— Begin INPUT RECORDS —
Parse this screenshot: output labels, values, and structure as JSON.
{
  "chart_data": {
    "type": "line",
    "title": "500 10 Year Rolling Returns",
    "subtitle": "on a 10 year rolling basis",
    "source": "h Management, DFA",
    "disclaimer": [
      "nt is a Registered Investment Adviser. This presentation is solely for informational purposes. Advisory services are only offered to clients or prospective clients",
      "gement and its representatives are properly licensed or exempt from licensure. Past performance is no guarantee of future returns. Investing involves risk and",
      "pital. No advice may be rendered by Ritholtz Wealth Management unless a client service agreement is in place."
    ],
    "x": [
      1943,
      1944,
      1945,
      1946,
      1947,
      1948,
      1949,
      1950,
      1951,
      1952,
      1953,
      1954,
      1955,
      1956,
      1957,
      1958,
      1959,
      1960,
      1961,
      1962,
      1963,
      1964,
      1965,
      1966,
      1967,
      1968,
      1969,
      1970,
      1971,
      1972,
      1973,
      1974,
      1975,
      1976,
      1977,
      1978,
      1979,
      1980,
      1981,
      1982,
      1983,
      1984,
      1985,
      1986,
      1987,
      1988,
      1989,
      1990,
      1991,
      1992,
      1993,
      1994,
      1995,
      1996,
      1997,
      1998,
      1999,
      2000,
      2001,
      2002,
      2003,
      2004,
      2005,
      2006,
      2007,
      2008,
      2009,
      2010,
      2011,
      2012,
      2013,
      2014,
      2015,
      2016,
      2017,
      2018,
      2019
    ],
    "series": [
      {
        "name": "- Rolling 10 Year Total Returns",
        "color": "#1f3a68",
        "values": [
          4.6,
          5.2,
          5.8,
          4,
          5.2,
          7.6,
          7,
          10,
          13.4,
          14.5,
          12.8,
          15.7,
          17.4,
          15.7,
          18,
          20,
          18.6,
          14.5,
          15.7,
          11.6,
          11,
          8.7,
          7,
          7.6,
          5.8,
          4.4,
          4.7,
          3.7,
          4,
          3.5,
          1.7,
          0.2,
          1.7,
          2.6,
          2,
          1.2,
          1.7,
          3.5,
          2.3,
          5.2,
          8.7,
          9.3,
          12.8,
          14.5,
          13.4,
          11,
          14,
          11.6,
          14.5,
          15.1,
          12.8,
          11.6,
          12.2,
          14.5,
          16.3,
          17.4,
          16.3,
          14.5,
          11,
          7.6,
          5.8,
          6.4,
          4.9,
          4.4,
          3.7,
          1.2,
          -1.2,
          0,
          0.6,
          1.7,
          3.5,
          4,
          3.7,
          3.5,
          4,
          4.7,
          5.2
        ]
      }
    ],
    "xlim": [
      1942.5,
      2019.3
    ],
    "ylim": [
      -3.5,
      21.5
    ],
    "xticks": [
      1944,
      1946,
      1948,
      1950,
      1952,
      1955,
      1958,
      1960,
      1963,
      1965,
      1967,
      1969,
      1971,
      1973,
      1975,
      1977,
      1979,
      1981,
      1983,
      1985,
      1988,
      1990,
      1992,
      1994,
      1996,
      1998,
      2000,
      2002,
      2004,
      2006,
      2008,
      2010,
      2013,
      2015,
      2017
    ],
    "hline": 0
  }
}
— End INPUT RECORDS —
EXERCISE DETAILS:
Exact output of every entry is required.

COMPLETE OUTPUT:
Parse this screenshot: output labels, values, and structure as JSON.
{
  "chart_data": {
    "type": "line",
    "title": "500 10 Year Rolling Returns",
    "subtitle": "on a 10 year rolling basis",
    "source": "h Management, DFA",
    "disclaimer": [
      "nt is a Registered Investment Adviser. This presentation is solely for informational purposes. Advisory services are only offered to clients or prospective clients",
      "gement and its representatives are properly licensed or exempt from licensure. Past performance is no guarantee of future returns. Investing involves risk and",
      "pital. No advice may be rendered by Ritholtz Wealth Management unless a client service agreement is in place."
    ],
    "x": [
      1943,
      1944,
      1945,
      1946,
      1947,
      1948,
      1949,
      1950,
      1951,
      1952,
      1953,
      1954,
      1955,
      1956,
      1957,
      1958,
      1959,
      1960,
      1961,
      1962,
      1963,
      1964,
      1965,
      1966,
      1967,
      1968,
      1969,
      1970,
      1971,
      1972,
      1973,
      1974,
      1975,
      1976,
      1977,
      1978,
      1979,
      1980,
      1981,
      1982,
      1983,
      1984,
      1985,
      1986,
      1987,
      1988,
      1989,
      1990,
      1991,
      1992,
      1993,
      1994,
      1995,
      1996,
      1997,
      1998,
      1999,
      2000,
      2001,
      2002,
      2003,
      2004,
      2005,
      2006,
      2007,
      2008,
      2009,
      2010,
      2011,
      2012,
      2013,
      2014,
      2015,
      2016,
      2017,
      2018,
      2019
    ],
    "series": [
      {
        "name": "- Rolling 10 Year Total Returns",
        "color": "#1f3a68",
        "values": [
          4.6,
          5.2,
          5.8,
          4,
          5.2,
          7.6,
          7,
          10,
          13.4,
          14.5,
          12.8,
          15.7,
          17.4,
          15.7,
          18,
          20,
          18.6,
          14.5,
          15.7,
          11.6,
          11,
          8.7,
          7,
          7.6,
          5.8,
          4.4,
          4.7,
          3.7,
          4,
          3.5,
          1.7,
          0.2,
          1.7,
          2.6,
          2,
          1.2,
          1.7,
          3.5,
          2.3,
          5.2,
          8.7,
          9.3,
          12.8,
          14.5,
          13.4,
          11,
          14,
          11.6,
          14.5,
          15.1,
          12.8,
          11.6,
          12.2,
          14.5,
          16.3,
          17.4,
          16.3,
          14.5,
          11,
          7.6,
          5.8,
          6.4,
          4.9,
          4.4,
          3.7,
          1.2,
          -1.2,
          0,
          0.6,
          1.7,
          3.5,
          4,
          3.7,
          3.5,
          4,
          4.7,
          5.2
        ]
      }
    ],
    "xlim": [
      1942.5,
      2019.3
    ],
    "ylim": [
      -3.5,
      21.5
    ],
    "xticks": [
      1944,
      1946,
      1948,
      1950,
      1952,
      1955,
      1958,
      1960,
      1963,
      1965,
      1967,
      1969,
      1971,
      1973,
      1975,
      1977,
      1979,
      1981,
      1983,
      1985,
      1988,
      1990,
      1992,
      1994,
      1996,
      1998,
      2000,
      2002,
      2004,
      2006,
      2008,
      2010,
      2013,
      2015,
      2017
    ],
    "hline": 0
  }
}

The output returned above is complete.